[SOURCE EXTRACT]
>>>
Leadbeater was known for many things, chief among them was being one of the founding Bishops of what would become the Liberal Catholic Church. As readers of MOTO may know I spent several years worshiping at the Cathedral-Church of St John the Divine of the LCC in Perth. I would perhaps still be attending if I had not come to the happy realisation that my esoteric spirituality was actually better suited and served by joining a non-esoteric Church. Go figure! 🙂

However, I have many happy memories of my time at the LCC and warm feelings towards its clergy and members and so have more than a passing interest in its history and status. I started attending there fully aware of the history of Leadbeater, Wedgewood and others, having read Dr Gregory Tillett’s excellent biography of Leadbeater, ‘The Elder Brother’, and later his Doctoral Thesis on the subject. So I knew what I was getting into, but went for the connection to Christ anyway.

What amazes me now, in 2016, is the repeated denial, obfuscation, misinformation and downright lies LCC leaders and members are still promulgating regarding Leadbeater. I have tried to have clear conversations on the matter with some lovely LCC folk on Facebook, but nothing is ever fully resolved. Hence the writing of this blog, to make it clear where I stand, and where (cos I still care) I would like to the see the LCC head.
<<<
[TASKS AND EXERCISES]
• A. In the blog excerpt about Leadbeater and the Liberal Catholic Church, what reason does the writer give for writing the blog?
• B. Reproduce everything in the blog excerpt from "However, I have" down to "to Christ anyway.".
• C. Render this sentence from the blog excerpt in Spanish: "So I knew what I was getting into, but went for the connection to Christ anyway."

[INFORMATION SUPPLIED]
>>>
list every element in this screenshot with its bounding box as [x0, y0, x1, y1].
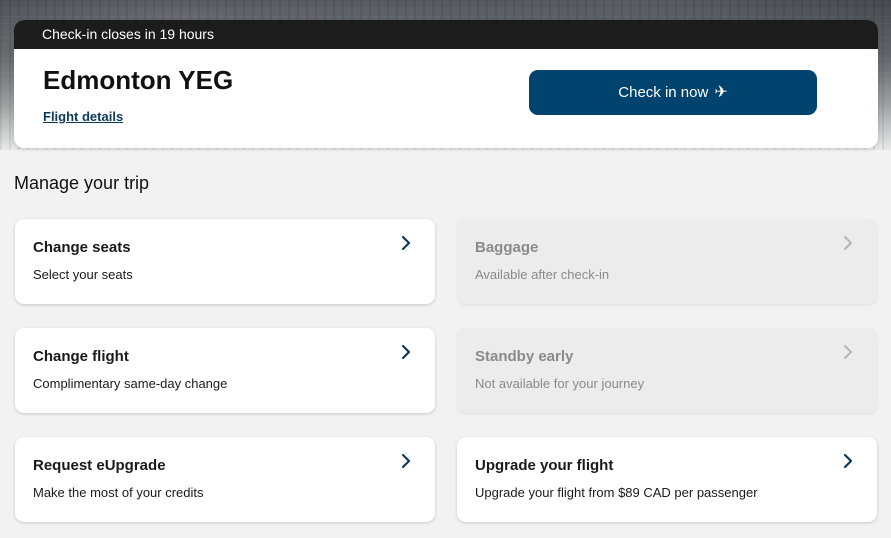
<<<
[THE ANSWERS]
• A. Conversations with LCC members on Facebook about Leadbeater never fully resolved anything. The writer therefore wrote the blog to make clear where they stand, and where they would like to see the LCC head.

• B.
However, I have many happy memories of my time at the LCC and warm feelings towards its clergy and members and so have more than a passing interest in its history and status. I started attending there fully aware of the history of Leadbeater, Wedgewood and others, having read Dr Gregory Tillett’s excellent biography of Leadbeater, ‘The Elder Brother’, and later his Doctoral Thesis on the subject. So I knew what I was getting into, but went for the connection to Christ anyway.

• C. Así que sabía en qué me estaba metiendo, pero fui de todos modos por la conexión con Cristo.